▶ _MATERIAL_:
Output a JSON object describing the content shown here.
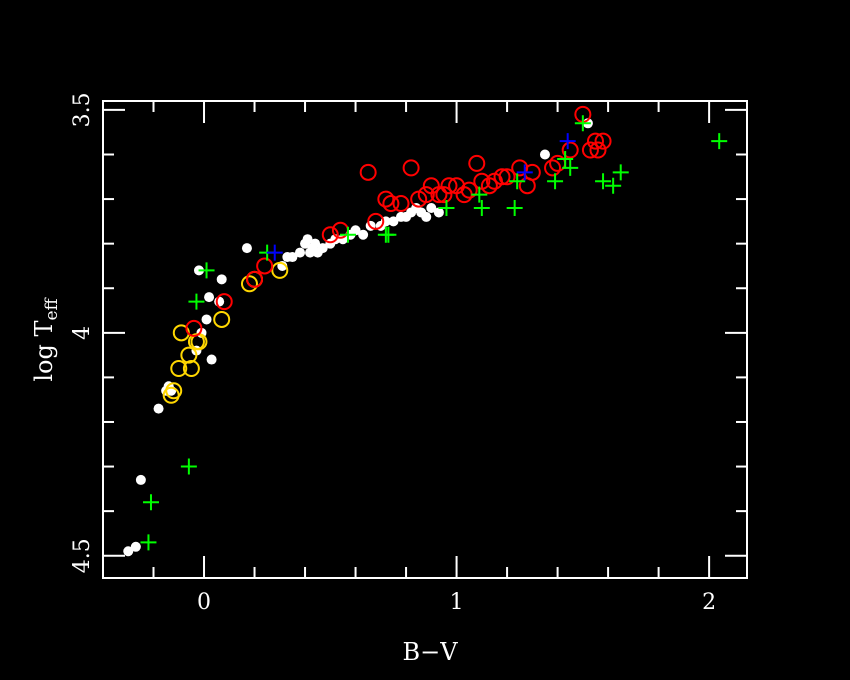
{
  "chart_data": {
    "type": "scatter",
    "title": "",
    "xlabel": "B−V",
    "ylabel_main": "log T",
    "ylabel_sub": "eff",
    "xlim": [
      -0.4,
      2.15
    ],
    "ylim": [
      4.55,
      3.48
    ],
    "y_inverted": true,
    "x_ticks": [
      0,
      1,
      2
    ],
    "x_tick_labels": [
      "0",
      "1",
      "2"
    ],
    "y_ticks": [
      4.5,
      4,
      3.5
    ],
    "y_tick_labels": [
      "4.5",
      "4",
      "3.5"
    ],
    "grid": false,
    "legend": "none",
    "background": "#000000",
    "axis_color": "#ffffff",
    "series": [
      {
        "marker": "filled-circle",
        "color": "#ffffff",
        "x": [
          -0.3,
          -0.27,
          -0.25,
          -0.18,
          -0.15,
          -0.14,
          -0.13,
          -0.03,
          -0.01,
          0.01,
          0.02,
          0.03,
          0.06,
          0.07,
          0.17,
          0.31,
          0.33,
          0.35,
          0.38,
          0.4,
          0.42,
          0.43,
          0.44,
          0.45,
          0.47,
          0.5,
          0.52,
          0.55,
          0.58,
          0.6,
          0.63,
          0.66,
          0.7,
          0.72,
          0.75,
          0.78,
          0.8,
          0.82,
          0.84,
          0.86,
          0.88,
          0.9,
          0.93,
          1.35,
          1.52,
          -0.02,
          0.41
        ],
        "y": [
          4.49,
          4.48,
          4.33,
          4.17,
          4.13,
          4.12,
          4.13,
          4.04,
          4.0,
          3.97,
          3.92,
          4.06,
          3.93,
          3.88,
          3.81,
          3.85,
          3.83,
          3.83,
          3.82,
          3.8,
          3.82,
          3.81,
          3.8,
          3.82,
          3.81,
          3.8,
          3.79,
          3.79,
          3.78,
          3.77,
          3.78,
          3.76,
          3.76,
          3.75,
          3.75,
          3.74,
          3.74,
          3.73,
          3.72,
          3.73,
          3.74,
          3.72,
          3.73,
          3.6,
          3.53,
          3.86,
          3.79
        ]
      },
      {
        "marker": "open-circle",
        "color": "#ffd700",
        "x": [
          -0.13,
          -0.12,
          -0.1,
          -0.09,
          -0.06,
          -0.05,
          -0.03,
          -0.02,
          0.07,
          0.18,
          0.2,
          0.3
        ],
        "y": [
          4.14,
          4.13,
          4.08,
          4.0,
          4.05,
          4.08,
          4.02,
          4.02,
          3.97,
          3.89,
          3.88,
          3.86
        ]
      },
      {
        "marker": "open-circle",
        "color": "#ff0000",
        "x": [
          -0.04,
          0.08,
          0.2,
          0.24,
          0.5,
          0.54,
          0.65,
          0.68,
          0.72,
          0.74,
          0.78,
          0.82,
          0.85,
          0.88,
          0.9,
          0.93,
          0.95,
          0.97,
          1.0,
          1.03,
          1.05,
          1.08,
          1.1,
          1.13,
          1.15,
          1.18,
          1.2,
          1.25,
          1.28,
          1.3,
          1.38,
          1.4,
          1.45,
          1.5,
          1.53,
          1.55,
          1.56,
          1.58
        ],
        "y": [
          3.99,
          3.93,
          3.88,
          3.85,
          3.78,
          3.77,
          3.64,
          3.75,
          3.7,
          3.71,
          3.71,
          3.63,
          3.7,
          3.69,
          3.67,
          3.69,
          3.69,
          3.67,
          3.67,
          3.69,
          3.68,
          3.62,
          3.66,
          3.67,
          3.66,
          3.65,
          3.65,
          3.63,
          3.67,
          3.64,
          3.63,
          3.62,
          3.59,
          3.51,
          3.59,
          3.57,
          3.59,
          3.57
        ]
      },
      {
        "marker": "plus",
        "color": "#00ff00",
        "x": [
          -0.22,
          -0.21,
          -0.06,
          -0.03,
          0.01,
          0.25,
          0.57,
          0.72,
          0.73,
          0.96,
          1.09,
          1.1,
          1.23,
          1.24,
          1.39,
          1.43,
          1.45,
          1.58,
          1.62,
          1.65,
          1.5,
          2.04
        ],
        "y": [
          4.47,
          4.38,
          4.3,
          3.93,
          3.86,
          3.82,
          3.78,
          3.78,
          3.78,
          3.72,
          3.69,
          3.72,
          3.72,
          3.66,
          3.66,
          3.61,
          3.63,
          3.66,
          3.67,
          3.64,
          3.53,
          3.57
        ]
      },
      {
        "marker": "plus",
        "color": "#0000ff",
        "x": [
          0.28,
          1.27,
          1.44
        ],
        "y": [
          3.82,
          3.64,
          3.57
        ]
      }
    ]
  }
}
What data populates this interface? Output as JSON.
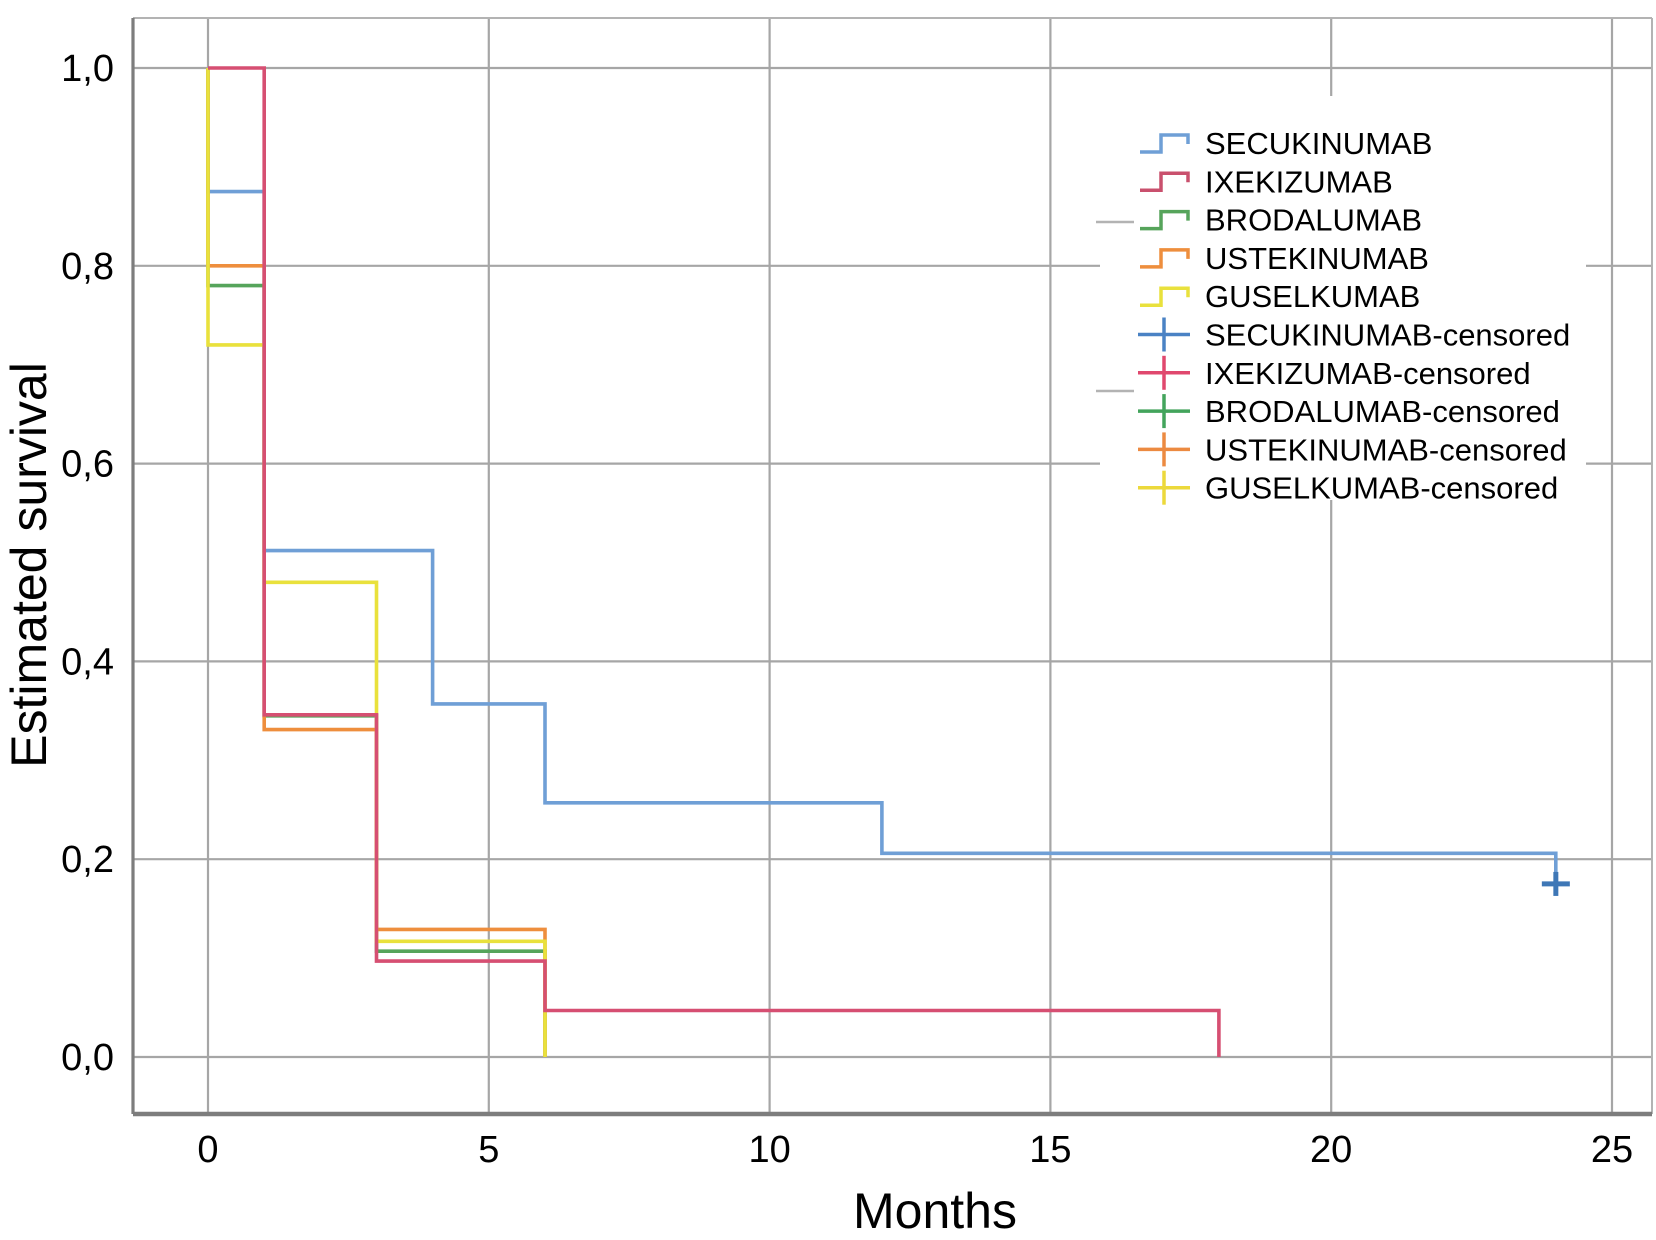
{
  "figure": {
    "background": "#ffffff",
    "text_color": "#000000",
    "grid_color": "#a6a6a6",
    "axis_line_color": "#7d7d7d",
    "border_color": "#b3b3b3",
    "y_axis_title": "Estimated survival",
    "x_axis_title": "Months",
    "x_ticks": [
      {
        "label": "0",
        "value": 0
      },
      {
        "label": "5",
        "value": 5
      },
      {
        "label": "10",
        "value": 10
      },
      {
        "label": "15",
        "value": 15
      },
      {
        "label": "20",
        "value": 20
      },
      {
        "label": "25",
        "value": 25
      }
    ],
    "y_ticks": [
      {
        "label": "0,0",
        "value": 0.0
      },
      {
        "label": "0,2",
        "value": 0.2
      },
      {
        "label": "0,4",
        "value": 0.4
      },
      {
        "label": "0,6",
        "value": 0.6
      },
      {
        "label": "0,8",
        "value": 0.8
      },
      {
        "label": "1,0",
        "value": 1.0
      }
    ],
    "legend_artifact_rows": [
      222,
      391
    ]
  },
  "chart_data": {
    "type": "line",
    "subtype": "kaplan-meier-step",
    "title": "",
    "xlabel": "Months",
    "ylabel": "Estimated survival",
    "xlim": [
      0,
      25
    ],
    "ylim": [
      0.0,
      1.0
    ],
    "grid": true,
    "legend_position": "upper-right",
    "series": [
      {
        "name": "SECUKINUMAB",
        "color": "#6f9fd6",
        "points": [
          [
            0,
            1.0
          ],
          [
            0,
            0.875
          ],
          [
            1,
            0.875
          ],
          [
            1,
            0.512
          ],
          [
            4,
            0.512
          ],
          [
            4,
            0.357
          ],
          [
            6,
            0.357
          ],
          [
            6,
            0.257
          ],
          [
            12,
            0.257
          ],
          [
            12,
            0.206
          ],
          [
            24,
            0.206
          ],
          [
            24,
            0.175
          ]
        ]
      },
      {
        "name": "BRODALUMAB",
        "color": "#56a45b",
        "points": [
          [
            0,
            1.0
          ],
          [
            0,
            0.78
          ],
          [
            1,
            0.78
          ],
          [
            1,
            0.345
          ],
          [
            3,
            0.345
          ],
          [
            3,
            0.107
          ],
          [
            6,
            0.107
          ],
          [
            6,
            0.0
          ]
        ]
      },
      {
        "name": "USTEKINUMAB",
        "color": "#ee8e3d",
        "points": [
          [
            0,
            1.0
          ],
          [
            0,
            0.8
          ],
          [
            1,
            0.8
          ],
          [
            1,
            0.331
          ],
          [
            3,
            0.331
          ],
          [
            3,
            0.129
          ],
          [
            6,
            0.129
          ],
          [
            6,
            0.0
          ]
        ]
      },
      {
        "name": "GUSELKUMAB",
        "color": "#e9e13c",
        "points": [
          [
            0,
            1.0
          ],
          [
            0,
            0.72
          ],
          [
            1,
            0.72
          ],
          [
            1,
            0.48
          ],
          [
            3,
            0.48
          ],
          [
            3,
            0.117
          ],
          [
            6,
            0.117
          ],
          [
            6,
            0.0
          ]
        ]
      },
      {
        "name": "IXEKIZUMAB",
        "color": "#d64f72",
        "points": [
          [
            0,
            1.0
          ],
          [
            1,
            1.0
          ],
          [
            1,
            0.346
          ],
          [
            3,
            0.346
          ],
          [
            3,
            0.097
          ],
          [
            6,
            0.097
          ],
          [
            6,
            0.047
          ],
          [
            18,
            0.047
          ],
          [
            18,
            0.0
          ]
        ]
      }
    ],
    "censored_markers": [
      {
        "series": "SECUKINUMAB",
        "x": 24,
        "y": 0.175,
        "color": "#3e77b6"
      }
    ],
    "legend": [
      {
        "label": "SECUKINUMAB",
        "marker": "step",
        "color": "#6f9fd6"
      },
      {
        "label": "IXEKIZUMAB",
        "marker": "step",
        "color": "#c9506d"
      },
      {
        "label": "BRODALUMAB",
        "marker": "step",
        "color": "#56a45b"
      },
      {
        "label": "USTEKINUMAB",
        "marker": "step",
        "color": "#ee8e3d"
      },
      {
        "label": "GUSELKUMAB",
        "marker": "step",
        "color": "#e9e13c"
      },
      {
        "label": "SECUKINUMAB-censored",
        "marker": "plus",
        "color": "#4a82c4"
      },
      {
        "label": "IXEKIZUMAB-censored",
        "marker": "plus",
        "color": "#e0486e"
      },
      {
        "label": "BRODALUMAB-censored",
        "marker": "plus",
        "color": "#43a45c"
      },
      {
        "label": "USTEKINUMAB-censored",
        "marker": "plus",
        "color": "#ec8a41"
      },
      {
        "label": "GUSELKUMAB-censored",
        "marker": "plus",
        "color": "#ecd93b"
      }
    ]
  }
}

▶ _PROBLEM REQUIREMENTS_: Show all lines from the records above where the word "survival" occurs.

▶ _FINAL RESULT_:
    "y_axis_title": "Estimated survival",
    "ylabel": "Estimated survival",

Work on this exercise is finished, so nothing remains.